EXERCISE DETAILS: Your task is to copy each line that has the word "발주기관이".
··· EXCERPTED RECORDS
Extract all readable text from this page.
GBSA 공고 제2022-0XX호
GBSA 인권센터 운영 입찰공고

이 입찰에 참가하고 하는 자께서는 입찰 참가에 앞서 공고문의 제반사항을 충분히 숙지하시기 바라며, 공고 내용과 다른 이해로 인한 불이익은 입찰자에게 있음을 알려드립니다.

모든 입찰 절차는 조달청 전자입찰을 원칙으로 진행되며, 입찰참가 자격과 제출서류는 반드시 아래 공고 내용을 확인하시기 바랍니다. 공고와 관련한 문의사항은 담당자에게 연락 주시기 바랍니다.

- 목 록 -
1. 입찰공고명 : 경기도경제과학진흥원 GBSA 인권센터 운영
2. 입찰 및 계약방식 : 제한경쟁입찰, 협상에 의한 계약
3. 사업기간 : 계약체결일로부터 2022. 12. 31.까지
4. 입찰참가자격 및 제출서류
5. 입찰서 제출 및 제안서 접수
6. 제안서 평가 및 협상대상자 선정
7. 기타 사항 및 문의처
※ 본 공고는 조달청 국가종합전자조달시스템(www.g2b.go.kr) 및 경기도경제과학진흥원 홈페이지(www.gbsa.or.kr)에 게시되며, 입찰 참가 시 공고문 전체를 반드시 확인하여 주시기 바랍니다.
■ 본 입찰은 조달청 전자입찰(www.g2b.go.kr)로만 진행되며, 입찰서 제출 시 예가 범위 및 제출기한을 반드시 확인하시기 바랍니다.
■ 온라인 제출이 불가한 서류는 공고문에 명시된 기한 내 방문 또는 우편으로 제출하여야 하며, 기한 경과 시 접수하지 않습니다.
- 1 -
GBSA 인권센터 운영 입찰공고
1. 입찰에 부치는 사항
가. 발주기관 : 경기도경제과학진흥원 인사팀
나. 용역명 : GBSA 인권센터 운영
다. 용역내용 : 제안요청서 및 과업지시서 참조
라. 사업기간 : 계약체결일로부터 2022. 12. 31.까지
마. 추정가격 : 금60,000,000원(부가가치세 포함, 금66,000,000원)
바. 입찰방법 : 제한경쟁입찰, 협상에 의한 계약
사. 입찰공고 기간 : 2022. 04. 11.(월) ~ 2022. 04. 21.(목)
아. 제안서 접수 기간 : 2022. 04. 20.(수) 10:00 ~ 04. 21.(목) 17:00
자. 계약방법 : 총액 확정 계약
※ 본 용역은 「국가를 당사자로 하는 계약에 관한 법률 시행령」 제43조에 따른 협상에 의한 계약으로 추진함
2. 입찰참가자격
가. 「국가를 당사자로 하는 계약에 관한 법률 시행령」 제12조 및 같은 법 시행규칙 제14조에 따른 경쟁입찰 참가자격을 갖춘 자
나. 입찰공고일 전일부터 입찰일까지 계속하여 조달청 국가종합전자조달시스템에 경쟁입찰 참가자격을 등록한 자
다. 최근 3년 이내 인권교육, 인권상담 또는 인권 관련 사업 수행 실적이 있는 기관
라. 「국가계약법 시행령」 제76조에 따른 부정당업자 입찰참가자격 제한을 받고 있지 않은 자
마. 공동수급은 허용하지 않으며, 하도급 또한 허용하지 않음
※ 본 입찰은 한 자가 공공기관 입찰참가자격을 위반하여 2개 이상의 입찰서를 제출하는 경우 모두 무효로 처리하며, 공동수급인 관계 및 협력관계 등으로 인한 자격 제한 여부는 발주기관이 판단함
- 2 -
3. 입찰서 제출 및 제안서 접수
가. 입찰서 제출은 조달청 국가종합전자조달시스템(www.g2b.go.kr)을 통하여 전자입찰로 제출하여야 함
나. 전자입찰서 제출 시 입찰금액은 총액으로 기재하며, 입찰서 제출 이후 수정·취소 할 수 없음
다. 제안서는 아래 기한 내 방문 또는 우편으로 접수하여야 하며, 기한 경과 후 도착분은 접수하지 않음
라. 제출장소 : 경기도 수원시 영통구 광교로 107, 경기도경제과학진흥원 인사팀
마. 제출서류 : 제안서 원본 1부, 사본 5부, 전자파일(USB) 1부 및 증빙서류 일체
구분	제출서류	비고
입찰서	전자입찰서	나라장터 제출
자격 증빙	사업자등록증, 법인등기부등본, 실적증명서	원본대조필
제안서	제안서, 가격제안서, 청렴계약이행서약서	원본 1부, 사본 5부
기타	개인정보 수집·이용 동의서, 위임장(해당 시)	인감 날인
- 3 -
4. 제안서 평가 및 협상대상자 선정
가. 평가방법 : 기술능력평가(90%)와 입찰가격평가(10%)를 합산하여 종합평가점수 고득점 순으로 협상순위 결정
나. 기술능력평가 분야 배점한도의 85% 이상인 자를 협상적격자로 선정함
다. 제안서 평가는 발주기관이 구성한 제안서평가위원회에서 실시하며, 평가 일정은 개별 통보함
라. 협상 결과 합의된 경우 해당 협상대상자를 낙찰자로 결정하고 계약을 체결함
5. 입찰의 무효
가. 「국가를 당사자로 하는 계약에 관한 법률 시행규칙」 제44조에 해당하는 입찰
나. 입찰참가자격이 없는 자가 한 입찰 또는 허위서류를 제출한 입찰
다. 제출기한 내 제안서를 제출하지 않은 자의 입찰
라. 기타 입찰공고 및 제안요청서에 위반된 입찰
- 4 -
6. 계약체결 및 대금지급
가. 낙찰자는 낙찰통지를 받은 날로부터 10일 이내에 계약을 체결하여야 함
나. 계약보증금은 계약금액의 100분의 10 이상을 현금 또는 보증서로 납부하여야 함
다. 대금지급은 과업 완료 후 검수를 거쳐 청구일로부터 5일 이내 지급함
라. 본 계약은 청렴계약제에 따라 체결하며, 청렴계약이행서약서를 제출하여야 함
······
RESPONSE TO THIS TASK:
※ 본 입찰은 한 자가 공공기관 입찰참가자격을 위반하여 2개 이상의 입찰서를 제출하는 경우 모두 무효로 처리하며, 공동수급인 관계 및 협력관계 등으로 인한 자격 제한 여부는 발주기관이 판단함
다. 제안서 평가는 발주기관이 구성한 제안서평가위원회에서 실시하며, 평가 일정은 개별 통보함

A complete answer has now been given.